*DIRECTION:*
Return the whole listing exactly as it stands.

*MATERIAL SUPPLIED:*

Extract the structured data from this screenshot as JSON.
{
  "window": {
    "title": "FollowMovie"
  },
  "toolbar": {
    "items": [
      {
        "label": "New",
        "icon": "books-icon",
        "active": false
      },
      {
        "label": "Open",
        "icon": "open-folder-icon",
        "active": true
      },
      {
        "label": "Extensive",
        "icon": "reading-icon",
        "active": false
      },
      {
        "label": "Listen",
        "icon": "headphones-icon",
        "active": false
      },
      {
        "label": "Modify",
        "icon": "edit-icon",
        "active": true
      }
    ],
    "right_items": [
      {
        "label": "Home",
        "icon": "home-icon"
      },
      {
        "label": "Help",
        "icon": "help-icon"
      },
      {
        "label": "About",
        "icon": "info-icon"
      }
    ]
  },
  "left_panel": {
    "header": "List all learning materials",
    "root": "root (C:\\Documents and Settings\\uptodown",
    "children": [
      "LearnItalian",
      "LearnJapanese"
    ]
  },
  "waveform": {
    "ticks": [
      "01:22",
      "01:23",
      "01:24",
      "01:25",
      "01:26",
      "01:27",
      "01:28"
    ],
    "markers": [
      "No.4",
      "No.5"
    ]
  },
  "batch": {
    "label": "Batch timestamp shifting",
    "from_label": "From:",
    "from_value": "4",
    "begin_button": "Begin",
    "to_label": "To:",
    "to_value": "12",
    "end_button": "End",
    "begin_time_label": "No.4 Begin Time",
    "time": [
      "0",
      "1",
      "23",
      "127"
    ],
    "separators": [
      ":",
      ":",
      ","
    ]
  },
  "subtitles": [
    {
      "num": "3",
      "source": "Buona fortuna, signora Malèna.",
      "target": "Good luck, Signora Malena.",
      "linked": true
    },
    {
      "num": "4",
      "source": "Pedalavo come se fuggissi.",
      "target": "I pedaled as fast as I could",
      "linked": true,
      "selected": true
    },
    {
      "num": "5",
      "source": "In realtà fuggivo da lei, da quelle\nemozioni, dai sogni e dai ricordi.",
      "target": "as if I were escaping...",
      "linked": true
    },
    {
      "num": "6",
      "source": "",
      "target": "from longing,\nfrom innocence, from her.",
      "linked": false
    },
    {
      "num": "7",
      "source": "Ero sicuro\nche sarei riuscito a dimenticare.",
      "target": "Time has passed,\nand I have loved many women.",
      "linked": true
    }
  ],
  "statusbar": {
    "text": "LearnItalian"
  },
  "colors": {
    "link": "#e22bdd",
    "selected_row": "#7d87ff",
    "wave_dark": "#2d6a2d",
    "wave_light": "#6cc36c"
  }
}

*PROBLEM SOLUTION:*
Extract the structured data from this screenshot as JSON.
{
  "window": {
    "title": "FollowMovie"
  },
  "toolbar": {
    "items": [
      {
        "label": "New",
        "icon": "books-icon",
        "active": false
      },
      {
        "label": "Open",
        "icon": "open-folder-icon",
        "active": true
      },
      {
        "label": "Extensive",
        "icon": "reading-icon",
        "active": false
      },
      {
        "label": "Listen",
        "icon": "headphones-icon",
        "active": false
      },
      {
        "label": "Modify",
        "icon": "edit-icon",
        "active": true
      }
    ],
    "right_items": [
      {
        "label": "Home",
        "icon": "home-icon"
      },
      {
        "label": "Help",
        "icon": "help-icon"
      },
      {
        "label": "About",
        "icon": "info-icon"
      }
    ]
  },
  "left_panel": {
    "header": "List all learning materials",
    "root": "root (C:\\Documents and Settings\\uptodown",
    "children": [
      "LearnItalian",
      "LearnJapanese"
    ]
  },
  "waveform": {
    "ticks": [
      "01:22",
      "01:23",
      "01:24",
      "01:25",
      "01:26",
      "01:27",
      "01:28"
    ],
    "markers": [
      "No.4",
      "No.5"
    ]
  },
  "batch": {
    "label": "Batch timestamp shifting",
    "from_label": "From:",
    "from_value": "4",
    "begin_button": "Begin",
    "to_label": "To:",
    "to_value": "12",
    "end_button": "End",
    "begin_time_label": "No.4 Begin Time",
    "time": [
      "0",
      "1",
      "23",
      "127"
    ],
    "separators": [
      ":",
      ":",
      ","
    ]
  },
  "subtitles": [
    {
      "num": "3",
      "source": "Buona fortuna, signora Malèna.",
      "target": "Good luck, Signora Malena.",
      "linked": true
    },
    {
      "num": "4",
      "source": "Pedalavo come se fuggissi.",
      "target": "I pedaled as fast as I could",
      "linked": true,
      "selected": true
    },
    {
      "num": "5",
      "source": "In realtà fuggivo da lei, da quelle\nemozioni, dai sogni e dai ricordi.",
      "target": "as if I were escaping...",
      "linked": true
    },
    {
      "num": "6",
      "source": "",
      "target": "from longing,\nfrom innocence, from her.",
      "linked": false
    },
    {
      "num": "7",
      "source": "Ero sicuro\nche sarei riuscito a dimenticare.",
      "target": "Time has passed,\nand I have loved many women.",
      "linked": true
    }
  ],
  "statusbar": {
    "text": "LearnItalian"
  },
  "colors": {
    "link": "#e22bdd",
    "selected_row": "#7d87ff",
    "wave_dark": "#2d6a2d",
    "wave_light": "#6cc36c"
  }
}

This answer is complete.